What the exercise asks
Render every entry verbatim.

Available data
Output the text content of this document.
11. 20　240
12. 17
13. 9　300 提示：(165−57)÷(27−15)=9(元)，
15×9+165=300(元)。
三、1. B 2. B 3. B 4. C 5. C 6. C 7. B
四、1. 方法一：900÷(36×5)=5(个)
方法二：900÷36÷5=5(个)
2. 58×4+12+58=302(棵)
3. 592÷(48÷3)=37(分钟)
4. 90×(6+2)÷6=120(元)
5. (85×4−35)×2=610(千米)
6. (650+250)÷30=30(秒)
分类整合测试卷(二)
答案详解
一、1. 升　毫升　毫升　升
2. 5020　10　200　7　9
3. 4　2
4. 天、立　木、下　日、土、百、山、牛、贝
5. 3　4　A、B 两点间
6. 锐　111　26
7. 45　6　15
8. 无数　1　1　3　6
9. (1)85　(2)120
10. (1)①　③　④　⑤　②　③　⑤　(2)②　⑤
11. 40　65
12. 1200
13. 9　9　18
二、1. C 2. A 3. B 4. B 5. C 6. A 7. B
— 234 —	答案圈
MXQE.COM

Full solution
Output the text content of this document.
11. 20　240
12. 17
13. 9　300 提示：(165−57)÷(27−15)=9(元)，
15×9+165=300(元)。
三、1. B 2. B 3. B 4. C 5. C 6. C 7. B
四、1. 方法一：900÷(36×5)=5(个)
方法二：900÷36÷5=5(个)
2. 58×4+12+58=302(棵)
3. 592÷(48÷3)=37(分钟)
4. 90×(6+2)÷6=120(元)
5. (85×4−35)×2=610(千米)
6. (650+250)÷30=30(秒)
分类整合测试卷(二)
答案详解
一、1. 升　毫升　毫升　升
2. 5020　10　200　7　9
3. 4　2
4. 天、立　木、下　日、土、百、山、牛、贝
5. 3　4　A、B 两点间
6. 锐　111　26
7. 45　6　15
8. 无数　1　1　3　6
9. (1)85　(2)120
10. (1)①　③　④　⑤　②　③　⑤　(2)②　⑤
11. 40　65
12. 1200
13. 9　9　18
二、1. C 2. A 3. B 4. B 5. C 6. A 7. B
— 234 —	答案圈
MXQE.COM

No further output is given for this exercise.